§ Do this: Exactly reproduce the lines that follow.

Dataset excerpts
+++++

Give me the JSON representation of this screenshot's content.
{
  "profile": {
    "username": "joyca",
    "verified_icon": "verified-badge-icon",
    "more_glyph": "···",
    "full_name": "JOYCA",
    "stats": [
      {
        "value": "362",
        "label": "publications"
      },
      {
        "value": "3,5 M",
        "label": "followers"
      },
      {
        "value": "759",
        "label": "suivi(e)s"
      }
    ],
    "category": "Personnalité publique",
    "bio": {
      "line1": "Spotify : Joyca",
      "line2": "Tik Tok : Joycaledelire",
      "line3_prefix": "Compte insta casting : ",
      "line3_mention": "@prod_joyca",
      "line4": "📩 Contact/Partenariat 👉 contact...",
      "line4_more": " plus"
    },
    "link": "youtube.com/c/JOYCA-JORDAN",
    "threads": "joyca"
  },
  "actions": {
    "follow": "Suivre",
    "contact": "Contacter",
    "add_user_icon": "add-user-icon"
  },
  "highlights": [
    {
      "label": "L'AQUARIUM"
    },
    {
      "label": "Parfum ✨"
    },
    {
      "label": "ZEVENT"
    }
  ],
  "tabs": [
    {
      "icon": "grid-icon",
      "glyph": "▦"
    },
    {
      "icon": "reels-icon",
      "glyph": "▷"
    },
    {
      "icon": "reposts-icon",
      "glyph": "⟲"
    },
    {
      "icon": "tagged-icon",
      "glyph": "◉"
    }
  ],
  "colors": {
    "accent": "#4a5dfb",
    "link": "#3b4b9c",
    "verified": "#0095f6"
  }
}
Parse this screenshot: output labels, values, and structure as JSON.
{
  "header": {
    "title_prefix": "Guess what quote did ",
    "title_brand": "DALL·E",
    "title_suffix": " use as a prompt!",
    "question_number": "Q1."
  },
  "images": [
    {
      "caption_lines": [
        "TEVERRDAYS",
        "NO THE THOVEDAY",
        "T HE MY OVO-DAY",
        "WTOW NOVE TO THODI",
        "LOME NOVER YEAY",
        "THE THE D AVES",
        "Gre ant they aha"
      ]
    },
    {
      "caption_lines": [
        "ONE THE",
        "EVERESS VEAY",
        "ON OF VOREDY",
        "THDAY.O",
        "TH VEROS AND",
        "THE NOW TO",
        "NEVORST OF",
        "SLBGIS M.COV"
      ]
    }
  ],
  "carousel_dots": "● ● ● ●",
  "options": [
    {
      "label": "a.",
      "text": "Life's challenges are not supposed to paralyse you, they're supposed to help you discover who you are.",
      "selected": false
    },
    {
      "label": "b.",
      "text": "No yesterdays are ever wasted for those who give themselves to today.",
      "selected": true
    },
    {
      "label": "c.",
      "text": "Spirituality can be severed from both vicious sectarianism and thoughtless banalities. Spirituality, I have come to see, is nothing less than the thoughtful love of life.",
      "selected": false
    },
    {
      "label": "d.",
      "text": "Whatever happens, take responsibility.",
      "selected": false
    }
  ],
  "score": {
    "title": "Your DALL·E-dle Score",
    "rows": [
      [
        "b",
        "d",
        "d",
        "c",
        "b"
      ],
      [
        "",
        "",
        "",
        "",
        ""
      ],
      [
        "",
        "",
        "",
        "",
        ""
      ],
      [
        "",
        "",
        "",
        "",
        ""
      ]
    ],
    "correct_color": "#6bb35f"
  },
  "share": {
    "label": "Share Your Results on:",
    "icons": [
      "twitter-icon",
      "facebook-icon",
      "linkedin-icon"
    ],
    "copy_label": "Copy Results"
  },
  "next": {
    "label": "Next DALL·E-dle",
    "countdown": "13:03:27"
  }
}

+++++

§ The answer:
Give me the JSON representation of this screenshot's content.
{
  "profile": {
    "username": "joyca",
    "verified_icon": "verified-badge-icon",
    "more_glyph": "···",
    "full_name": "JOYCA",
    "stats": [
      {
        "value": "362",
        "label": "publications"
      },
      {
        "value": "3,5 M",
        "label": "followers"
      },
      {
        "value": "759",
        "label": "suivi(e)s"
      }
    ],
    "category": "Personnalité publique",
    "bio": {
      "line1": "Spotify : Joyca",
      "line2": "Tik Tok : Joycaledelire",
      "line3_prefix": "Compte insta casting : ",
      "line3_mention": "@prod_joyca",
      "line4": "📩 Contact/Partenariat 👉 contact...",
      "line4_more": " plus"
    },
    "link": "youtube.com/c/JOYCA-JORDAN",
    "threads": "joyca"
  },
  "actions": {
    "follow": "Suivre",
    "contact": "Contacter",
    "add_user_icon": "add-user-icon"
  },
  "highlights": [
    {
      "label": "L'AQUARIUM"
    },
    {
      "label": "Parfum ✨"
    },
    {
      "label": "ZEVENT"
    }
  ],
  "tabs": [
    {
      "icon": "grid-icon",
      "glyph": "▦"
    },
    {
      "icon": "reels-icon",
      "glyph": "▷"
    },
    {
      "icon": "reposts-icon",
      "glyph": "⟲"
    },
    {
      "icon": "tagged-icon",
      "glyph": "◉"
    }
  ],
  "colors": {
    "accent": "#4a5dfb",
    "link": "#3b4b9c",
    "verified": "#0095f6"
  }
}
Parse this screenshot: output labels, values, and structure as JSON.
{
  "header": {
    "title_prefix": "Guess what quote did ",
    "title_brand": "DALL·E",
    "title_suffix": " use as a prompt!",
    "question_number": "Q1."
  },
  "images": [
    {
      "caption_lines": [
        "TEVERRDAYS",
        "NO THE THOVEDAY",
        "T HE MY OVO-DAY",
        "WTOW NOVE TO THODI",
        "LOME NOVER YEAY",
        "THE THE D AVES",
        "Gre ant they aha"
      ]
    },
    {
      "caption_lines": [
        "ONE THE",
        "EVERESS VEAY",
        "ON OF VOREDY",
        "THDAY.O",
        "TH VEROS AND",
        "THE NOW TO",
        "NEVORST OF",
        "SLBGIS M.COV"
      ]
    }
  ],
  "carousel_dots": "● ● ● ●",
  "options": [
    {
      "label": "a.",
      "text": "Life's challenges are not supposed to paralyse you, they're supposed to help you discover who you are.",
      "selected": false
    },
    {
      "label": "b.",
      "text": "No yesterdays are ever wasted for those who give themselves to today.",
      "selected": true
    },
    {
      "label": "c.",
      "text": "Spirituality can be severed from both vicious sectarianism and thoughtless banalities. Spirituality, I have come to see, is nothing less than the thoughtful love of life.",
      "selected": false
    },
    {
      "label": "d.",
      "text": "Whatever happens, take responsibility.",
      "selected": false
    }
  ],
  "score": {
    "title": "Your DALL·E-dle Score",
    "rows": [
      [
        "b",
        "d",
        "d",
        "c",
        "b"
      ],
      [
        "",
        "",
        "",
        "",
        ""
      ],
      [
        "",
        "",
        "",
        "",
        ""
      ],
      [
        "",
        "",
        "",
        "",
        ""
      ]
    ],
    "correct_color": "#6bb35f"
  },
  "share": {
    "label": "Share Your Results on:",
    "icons": [
      "twitter-icon",
      "facebook-icon",
      "linkedin-icon"
    ],
    "copy_label": "Copy Results"
  },
  "next": {
    "label": "Next DALL·E-dle",
    "countdown": "13:03:27"
  }
}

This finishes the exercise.